→ **Data extract**:
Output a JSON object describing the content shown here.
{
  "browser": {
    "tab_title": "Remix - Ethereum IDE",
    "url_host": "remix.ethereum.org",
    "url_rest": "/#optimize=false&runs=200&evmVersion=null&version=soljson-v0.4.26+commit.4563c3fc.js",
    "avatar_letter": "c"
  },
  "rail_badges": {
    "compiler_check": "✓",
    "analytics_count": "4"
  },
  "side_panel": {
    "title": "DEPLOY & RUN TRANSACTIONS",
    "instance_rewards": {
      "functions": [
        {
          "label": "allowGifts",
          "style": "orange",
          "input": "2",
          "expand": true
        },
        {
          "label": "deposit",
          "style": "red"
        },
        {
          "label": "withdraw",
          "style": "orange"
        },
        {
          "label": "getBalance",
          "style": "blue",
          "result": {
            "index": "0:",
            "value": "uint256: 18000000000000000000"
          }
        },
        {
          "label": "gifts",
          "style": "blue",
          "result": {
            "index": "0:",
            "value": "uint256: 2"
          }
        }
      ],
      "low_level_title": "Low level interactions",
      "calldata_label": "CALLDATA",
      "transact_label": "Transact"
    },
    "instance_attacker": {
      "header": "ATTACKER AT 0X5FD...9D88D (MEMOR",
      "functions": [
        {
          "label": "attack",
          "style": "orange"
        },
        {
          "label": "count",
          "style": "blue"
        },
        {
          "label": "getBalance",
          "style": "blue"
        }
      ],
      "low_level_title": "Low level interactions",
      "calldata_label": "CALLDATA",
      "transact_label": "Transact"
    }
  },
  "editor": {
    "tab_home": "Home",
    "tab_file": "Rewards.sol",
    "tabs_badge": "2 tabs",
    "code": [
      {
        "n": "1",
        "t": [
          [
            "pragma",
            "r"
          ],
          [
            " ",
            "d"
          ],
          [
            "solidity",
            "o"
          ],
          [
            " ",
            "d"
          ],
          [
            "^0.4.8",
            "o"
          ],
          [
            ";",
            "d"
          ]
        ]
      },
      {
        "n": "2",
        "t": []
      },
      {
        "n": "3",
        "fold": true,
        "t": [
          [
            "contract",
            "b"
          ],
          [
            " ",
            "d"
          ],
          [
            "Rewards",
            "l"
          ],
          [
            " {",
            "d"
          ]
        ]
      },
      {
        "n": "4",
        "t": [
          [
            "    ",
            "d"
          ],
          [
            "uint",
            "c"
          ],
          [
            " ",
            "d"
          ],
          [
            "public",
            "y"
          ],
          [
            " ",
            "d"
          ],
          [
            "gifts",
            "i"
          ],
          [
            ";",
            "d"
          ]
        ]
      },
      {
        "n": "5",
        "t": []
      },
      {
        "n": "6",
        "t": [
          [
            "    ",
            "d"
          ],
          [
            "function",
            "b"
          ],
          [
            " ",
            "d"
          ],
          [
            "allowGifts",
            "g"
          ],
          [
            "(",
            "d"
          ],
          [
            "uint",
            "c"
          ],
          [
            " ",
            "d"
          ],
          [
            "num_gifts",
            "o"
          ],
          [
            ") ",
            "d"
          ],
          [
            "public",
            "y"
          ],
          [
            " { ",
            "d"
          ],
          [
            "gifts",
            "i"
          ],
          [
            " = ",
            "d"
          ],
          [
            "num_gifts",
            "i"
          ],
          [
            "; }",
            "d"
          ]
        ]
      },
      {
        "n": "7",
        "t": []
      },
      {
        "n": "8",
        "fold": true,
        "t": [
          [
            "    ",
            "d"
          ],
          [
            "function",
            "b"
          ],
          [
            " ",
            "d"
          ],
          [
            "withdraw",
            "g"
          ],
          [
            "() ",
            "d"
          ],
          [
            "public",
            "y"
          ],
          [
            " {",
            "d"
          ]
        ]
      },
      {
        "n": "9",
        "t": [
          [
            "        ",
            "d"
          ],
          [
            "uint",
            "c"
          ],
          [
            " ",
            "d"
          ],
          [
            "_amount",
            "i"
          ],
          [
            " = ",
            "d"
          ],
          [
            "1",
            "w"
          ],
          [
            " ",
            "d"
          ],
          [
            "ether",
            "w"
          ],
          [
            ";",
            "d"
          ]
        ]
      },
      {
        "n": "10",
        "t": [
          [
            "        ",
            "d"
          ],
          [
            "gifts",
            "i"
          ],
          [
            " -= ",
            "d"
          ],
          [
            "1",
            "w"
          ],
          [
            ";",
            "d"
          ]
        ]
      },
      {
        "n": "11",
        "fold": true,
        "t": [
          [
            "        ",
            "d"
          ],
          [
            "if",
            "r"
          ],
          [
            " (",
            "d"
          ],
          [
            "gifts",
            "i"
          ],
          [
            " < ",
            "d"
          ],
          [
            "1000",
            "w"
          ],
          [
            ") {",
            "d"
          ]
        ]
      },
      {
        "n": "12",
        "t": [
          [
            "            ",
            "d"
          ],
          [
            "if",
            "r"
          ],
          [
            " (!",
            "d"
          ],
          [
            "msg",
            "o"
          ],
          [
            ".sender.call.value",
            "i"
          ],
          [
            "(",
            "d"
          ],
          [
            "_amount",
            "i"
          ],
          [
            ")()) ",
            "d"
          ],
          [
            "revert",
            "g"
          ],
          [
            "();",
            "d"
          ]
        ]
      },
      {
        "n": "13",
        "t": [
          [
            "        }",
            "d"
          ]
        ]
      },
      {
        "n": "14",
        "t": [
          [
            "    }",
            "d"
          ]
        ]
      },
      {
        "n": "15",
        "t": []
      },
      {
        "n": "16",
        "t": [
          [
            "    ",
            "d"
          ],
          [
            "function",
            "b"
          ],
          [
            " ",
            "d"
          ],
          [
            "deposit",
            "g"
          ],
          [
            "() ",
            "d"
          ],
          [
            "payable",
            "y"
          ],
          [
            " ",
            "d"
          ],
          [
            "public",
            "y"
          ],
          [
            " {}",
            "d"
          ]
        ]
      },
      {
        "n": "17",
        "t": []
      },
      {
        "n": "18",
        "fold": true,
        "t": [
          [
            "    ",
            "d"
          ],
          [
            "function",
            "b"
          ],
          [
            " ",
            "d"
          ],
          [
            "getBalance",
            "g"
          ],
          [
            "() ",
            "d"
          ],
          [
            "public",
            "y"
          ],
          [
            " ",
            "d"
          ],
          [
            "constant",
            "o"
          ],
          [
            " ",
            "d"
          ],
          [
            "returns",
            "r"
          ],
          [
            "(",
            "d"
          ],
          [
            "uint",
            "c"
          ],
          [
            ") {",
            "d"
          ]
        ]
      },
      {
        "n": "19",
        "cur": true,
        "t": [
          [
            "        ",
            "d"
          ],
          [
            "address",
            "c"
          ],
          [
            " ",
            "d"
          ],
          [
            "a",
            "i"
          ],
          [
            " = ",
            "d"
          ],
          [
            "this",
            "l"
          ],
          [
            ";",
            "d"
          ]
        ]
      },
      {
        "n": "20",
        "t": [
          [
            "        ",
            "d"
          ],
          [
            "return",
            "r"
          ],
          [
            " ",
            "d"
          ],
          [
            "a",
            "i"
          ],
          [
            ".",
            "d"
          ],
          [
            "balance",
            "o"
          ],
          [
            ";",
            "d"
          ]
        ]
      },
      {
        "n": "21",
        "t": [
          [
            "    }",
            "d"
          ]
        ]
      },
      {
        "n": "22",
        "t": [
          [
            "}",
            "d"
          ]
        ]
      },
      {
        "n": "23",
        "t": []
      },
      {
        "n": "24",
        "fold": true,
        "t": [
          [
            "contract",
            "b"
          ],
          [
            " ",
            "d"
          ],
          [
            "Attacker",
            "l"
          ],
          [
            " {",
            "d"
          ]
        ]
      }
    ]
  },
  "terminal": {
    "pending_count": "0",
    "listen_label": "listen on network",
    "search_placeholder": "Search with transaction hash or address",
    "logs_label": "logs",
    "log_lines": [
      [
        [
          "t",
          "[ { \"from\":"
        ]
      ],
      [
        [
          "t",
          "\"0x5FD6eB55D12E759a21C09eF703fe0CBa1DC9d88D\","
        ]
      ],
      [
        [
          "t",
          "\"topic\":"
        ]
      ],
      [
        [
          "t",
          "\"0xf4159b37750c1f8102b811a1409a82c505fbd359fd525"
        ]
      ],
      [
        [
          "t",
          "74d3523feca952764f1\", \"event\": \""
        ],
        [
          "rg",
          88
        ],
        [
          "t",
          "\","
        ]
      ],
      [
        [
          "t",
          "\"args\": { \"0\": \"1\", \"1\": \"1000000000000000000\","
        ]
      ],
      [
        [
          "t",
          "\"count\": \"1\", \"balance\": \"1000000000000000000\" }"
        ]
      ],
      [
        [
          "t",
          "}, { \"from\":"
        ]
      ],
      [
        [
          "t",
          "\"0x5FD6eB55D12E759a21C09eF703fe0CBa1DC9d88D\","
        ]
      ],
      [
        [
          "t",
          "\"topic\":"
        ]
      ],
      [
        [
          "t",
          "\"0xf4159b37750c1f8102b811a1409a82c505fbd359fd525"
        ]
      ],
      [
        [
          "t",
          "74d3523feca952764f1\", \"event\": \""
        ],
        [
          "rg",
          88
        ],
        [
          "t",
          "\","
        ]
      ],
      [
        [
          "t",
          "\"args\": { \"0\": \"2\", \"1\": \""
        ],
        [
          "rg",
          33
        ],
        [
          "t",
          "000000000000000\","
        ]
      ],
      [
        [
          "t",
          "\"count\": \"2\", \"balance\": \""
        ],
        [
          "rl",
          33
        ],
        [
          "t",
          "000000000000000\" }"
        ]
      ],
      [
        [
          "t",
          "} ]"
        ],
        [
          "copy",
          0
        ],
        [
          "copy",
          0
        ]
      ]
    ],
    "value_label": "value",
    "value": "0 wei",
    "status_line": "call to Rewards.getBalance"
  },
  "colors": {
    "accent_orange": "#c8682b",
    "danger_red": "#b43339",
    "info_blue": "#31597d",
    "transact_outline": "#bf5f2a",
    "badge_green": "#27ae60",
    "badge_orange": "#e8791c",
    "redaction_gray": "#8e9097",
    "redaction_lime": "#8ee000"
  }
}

→ **Written request**: Take each line of the material that contains the word "getBalance" and list it.

→ **Exercise output**:
          "label": "getBalance",
          "label": "getBalance",
            "getBalance",
    "status_line": "call to Rewards.getBalance"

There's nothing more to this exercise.